● **Task to complete**
Your task is to copy the material exactly.

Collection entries
________________________________________

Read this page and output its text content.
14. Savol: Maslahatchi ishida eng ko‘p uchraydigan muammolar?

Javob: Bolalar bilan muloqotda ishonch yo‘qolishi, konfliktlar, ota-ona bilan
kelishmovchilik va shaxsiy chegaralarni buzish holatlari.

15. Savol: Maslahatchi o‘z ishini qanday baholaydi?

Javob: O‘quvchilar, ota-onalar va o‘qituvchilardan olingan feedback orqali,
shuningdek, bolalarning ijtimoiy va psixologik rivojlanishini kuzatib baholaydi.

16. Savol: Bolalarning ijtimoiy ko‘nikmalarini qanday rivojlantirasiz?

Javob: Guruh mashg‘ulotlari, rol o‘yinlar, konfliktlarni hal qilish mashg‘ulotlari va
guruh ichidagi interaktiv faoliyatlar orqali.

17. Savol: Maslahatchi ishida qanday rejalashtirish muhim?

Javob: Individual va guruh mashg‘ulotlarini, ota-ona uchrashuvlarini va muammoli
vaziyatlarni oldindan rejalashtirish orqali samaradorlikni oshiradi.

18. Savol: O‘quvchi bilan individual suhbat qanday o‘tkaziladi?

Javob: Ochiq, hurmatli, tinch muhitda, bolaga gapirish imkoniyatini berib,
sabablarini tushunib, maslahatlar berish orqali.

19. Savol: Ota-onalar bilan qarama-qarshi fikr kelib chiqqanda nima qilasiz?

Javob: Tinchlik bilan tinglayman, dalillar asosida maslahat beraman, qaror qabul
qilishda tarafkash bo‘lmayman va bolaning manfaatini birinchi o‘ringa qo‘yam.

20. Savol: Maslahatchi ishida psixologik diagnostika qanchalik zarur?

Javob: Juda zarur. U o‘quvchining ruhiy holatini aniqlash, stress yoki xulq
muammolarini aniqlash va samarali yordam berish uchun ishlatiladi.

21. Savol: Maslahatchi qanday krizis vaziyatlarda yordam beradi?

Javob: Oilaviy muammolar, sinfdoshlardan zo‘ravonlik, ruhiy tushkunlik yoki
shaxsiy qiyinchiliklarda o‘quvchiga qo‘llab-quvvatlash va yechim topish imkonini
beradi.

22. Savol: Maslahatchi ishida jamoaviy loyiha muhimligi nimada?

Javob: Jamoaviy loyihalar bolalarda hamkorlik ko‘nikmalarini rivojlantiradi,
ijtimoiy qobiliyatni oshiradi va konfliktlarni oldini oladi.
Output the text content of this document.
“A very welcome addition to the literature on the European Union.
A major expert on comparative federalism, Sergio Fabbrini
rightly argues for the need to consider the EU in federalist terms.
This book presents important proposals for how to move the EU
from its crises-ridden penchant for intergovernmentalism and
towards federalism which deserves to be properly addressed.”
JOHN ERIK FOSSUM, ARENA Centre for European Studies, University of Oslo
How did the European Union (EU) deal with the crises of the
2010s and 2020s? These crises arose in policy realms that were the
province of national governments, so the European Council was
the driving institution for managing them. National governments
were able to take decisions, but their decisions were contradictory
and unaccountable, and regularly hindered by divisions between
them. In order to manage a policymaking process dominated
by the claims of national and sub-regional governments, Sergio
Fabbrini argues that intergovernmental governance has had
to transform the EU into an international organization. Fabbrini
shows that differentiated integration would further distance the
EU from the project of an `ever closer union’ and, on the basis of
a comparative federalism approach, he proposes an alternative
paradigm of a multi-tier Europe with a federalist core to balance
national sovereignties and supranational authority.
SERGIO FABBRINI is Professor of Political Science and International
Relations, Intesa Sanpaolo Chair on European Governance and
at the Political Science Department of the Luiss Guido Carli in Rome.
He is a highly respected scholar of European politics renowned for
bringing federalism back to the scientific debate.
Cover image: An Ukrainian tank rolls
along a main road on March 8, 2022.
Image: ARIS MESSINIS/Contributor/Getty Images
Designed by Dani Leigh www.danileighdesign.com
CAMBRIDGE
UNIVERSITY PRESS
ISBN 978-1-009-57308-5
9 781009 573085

________________________________________

● **Result of this task**
Read this page and output its text content.
14. Savol: Maslahatchi ishida eng ko‘p uchraydigan muammolar?

Javob: Bolalar bilan muloqotda ishonch yo‘qolishi, konfliktlar, ota-ona bilan
kelishmovchilik va shaxsiy chegaralarni buzish holatlari.

15. Savol: Maslahatchi o‘z ishini qanday baholaydi?

Javob: O‘quvchilar, ota-onalar va o‘qituvchilardan olingan feedback orqali,
shuningdek, bolalarning ijtimoiy va psixologik rivojlanishini kuzatib baholaydi.

16. Savol: Bolalarning ijtimoiy ko‘nikmalarini qanday rivojlantirasiz?

Javob: Guruh mashg‘ulotlari, rol o‘yinlar, konfliktlarni hal qilish mashg‘ulotlari va
guruh ichidagi interaktiv faoliyatlar orqali.

17. Savol: Maslahatchi ishida qanday rejalashtirish muhim?

Javob: Individual va guruh mashg‘ulotlarini, ota-ona uchrashuvlarini va muammoli
vaziyatlarni oldindan rejalashtirish orqali samaradorlikni oshiradi.

18. Savol: O‘quvchi bilan individual suhbat qanday o‘tkaziladi?

Javob: Ochiq, hurmatli, tinch muhitda, bolaga gapirish imkoniyatini berib,
sabablarini tushunib, maslahatlar berish orqali.

19. Savol: Ota-onalar bilan qarama-qarshi fikr kelib chiqqanda nima qilasiz?

Javob: Tinchlik bilan tinglayman, dalillar asosida maslahat beraman, qaror qabul
qilishda tarafkash bo‘lmayman va bolaning manfaatini birinchi o‘ringa qo‘yam.

20. Savol: Maslahatchi ishida psixologik diagnostika qanchalik zarur?

Javob: Juda zarur. U o‘quvchining ruhiy holatini aniqlash, stress yoki xulq
muammolarini aniqlash va samarali yordam berish uchun ishlatiladi.

21. Savol: Maslahatchi qanday krizis vaziyatlarda yordam beradi?

Javob: Oilaviy muammolar, sinfdoshlardan zo‘ravonlik, ruhiy tushkunlik yoki
shaxsiy qiyinchiliklarda o‘quvchiga qo‘llab-quvvatlash va yechim topish imkonini
beradi.

22. Savol: Maslahatchi ishida jamoaviy loyiha muhimligi nimada?

Javob: Jamoaviy loyihalar bolalarda hamkorlik ko‘nikmalarini rivojlantiradi,
ijtimoiy qobiliyatni oshiradi va konfliktlarni oldini oladi.
Output the text content of this document.
“A very welcome addition to the literature on the European Union.
A major expert on comparative federalism, Sergio Fabbrini
rightly argues for the need to consider the EU in federalist terms.
This book presents important proposals for how to move the EU
from its crises-ridden penchant for intergovernmentalism and
towards federalism which deserves to be properly addressed.”
JOHN ERIK FOSSUM, ARENA Centre for European Studies, University of Oslo
How did the European Union (EU) deal with the crises of the
2010s and 2020s? These crises arose in policy realms that were the
province of national governments, so the European Council was
the driving institution for managing them. National governments
were able to take decisions, but their decisions were contradictory
and unaccountable, and regularly hindered by divisions between
them. In order to manage a policymaking process dominated
by the claims of national and sub-regional governments, Sergio
Fabbrini argues that intergovernmental governance has had
to transform the EU into an international organization. Fabbrini
shows that differentiated integration would further distance the
EU from the project of an `ever closer union’ and, on the basis of
a comparative federalism approach, he proposes an alternative
paradigm of a multi-tier Europe with a federalist core to balance
national sovereignties and supranational authority.
SERGIO FABBRINI is Professor of Political Science and International
Relations, Intesa Sanpaolo Chair on European Governance and
at the Political Science Department of the Luiss Guido Carli in Rome.
He is a highly respected scholar of European politics renowned for
bringing federalism back to the scientific debate.
Cover image: An Ukrainian tank rolls
along a main road on March 8, 2022.
Image: ARIS MESSINIS/Contributor/Getty Images
Designed by Dani Leigh www.danileighdesign.com
CAMBRIDGE
UNIVERSITY PRESS
ISBN 978-1-009-57308-5
9 781009 573085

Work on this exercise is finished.